## begin Dataset rows

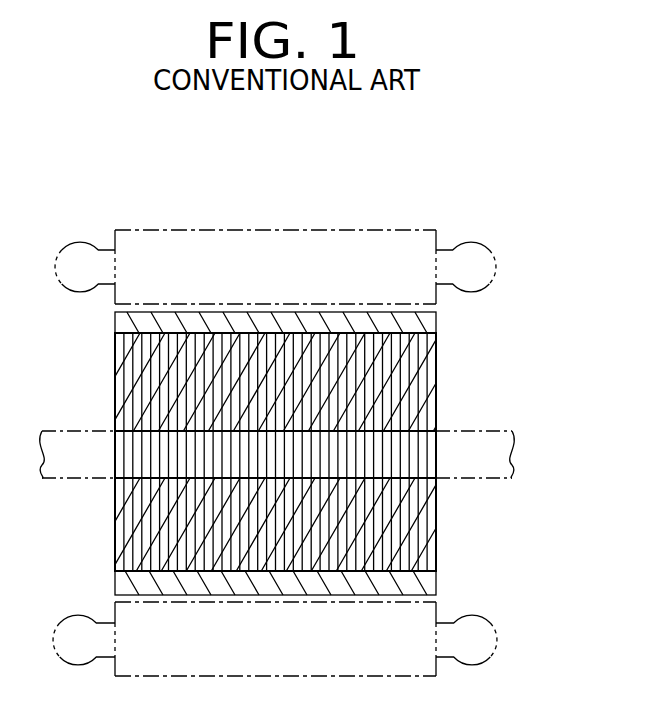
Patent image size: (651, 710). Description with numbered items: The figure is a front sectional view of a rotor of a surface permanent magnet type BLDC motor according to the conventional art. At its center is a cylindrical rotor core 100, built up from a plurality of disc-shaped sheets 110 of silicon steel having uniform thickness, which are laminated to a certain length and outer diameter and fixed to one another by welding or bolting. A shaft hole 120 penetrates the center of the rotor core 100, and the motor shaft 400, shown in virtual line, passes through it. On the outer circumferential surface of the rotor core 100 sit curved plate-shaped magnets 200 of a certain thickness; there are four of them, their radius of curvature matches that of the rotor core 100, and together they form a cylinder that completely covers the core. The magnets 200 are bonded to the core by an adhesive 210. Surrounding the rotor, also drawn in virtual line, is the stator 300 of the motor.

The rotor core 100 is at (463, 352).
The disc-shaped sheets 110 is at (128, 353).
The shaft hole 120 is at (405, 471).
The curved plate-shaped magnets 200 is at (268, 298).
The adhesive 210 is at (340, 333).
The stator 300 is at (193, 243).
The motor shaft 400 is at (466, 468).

## end Dataset rows
## begin Dataset rows

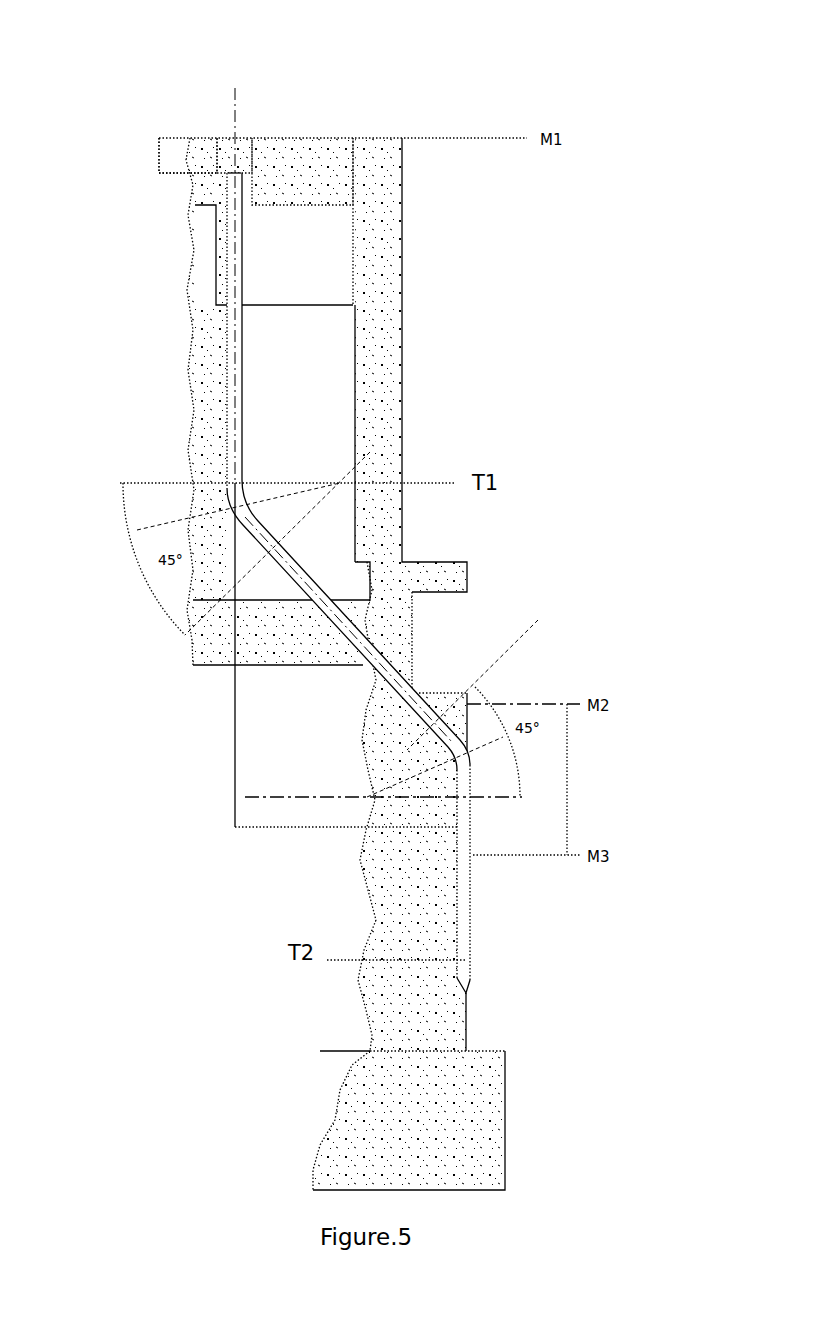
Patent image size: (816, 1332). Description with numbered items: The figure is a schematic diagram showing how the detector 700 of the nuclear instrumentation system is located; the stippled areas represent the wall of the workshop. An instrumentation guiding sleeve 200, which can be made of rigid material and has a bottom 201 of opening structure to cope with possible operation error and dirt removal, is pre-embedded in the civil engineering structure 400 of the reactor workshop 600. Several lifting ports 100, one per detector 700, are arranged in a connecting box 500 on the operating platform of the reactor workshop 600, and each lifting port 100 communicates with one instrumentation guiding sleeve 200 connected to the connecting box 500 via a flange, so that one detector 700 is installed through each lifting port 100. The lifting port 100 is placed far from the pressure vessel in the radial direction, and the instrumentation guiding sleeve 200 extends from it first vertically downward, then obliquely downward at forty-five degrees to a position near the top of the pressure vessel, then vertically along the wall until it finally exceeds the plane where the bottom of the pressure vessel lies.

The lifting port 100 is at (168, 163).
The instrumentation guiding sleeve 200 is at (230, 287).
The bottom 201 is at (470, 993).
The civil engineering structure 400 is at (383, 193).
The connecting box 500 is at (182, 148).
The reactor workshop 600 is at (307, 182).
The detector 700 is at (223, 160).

## end Dataset rows

▸ **The exercise**:
State how many lines of the entries contain the word "structure". Reply with the number alone.

▸ **The reply**:
2